# START OF RECORD LIST
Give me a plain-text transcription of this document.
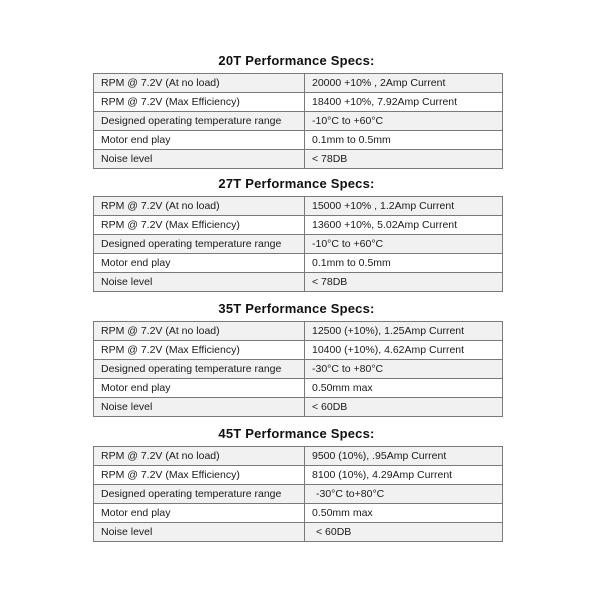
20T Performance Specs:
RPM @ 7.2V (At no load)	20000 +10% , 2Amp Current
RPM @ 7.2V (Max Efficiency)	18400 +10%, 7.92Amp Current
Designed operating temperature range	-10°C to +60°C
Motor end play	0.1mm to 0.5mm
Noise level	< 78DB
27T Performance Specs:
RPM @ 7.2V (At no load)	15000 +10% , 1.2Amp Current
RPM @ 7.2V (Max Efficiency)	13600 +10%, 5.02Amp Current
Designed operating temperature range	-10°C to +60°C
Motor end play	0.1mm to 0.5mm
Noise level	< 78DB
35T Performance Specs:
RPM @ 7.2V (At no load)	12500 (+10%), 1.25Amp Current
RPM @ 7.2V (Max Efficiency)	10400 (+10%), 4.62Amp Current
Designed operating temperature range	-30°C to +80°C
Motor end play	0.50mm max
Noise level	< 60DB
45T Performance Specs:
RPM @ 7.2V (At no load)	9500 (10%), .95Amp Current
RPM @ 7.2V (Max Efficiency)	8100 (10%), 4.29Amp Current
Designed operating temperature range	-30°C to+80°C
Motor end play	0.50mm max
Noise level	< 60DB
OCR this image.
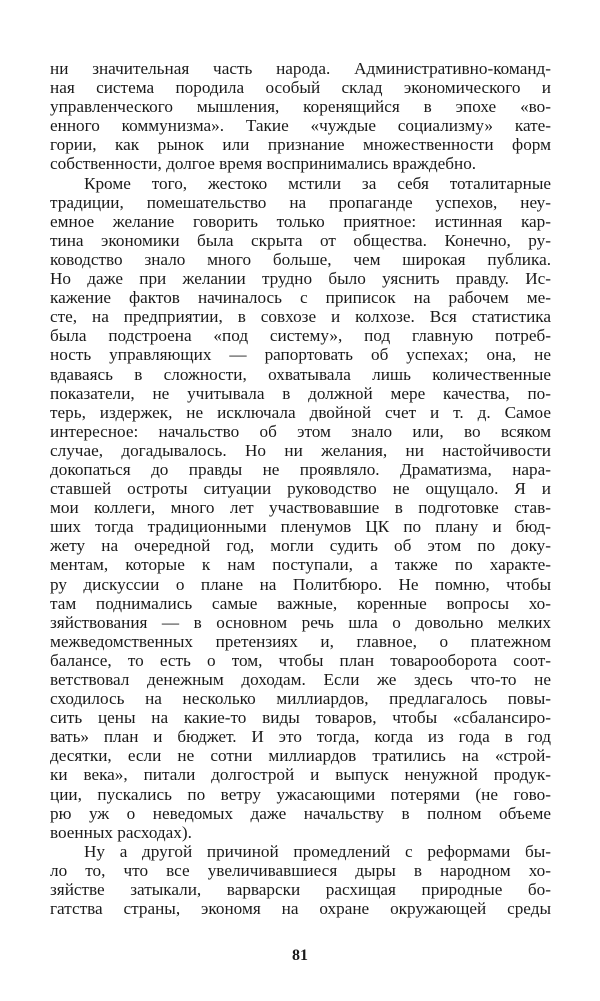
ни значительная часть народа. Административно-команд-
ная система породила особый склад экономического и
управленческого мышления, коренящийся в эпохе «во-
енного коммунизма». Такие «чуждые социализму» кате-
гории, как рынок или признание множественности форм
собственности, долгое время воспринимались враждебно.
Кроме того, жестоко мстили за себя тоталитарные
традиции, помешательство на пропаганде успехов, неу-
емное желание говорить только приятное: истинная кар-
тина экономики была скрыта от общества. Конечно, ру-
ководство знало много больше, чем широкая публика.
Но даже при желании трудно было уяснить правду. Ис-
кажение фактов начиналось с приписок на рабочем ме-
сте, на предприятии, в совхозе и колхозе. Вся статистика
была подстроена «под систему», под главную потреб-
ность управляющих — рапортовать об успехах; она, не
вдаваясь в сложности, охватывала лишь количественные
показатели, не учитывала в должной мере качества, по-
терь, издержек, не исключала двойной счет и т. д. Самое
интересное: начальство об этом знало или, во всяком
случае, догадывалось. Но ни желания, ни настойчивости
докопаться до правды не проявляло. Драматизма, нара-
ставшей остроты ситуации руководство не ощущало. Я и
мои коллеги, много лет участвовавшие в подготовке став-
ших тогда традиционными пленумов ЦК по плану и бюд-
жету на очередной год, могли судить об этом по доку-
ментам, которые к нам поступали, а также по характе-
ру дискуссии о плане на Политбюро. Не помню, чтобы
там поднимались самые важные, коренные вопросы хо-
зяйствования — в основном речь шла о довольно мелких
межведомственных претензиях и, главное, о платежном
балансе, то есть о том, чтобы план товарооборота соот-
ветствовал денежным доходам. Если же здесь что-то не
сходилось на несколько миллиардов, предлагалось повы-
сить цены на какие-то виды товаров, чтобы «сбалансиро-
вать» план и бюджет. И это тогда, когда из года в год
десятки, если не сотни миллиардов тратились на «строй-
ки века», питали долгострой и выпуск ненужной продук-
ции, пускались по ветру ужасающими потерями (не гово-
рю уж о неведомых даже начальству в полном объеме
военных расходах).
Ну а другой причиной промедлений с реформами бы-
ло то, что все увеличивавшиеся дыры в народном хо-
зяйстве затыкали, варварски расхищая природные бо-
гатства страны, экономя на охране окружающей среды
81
# END OF RECORD LIST
» WHAT TO DO
Copy down every line of the material above that includes the string "знало".

» TASK SOLUTION
ководство знало много больше, чем широкая публика.
интересное: начальство об этом знало или, во всяком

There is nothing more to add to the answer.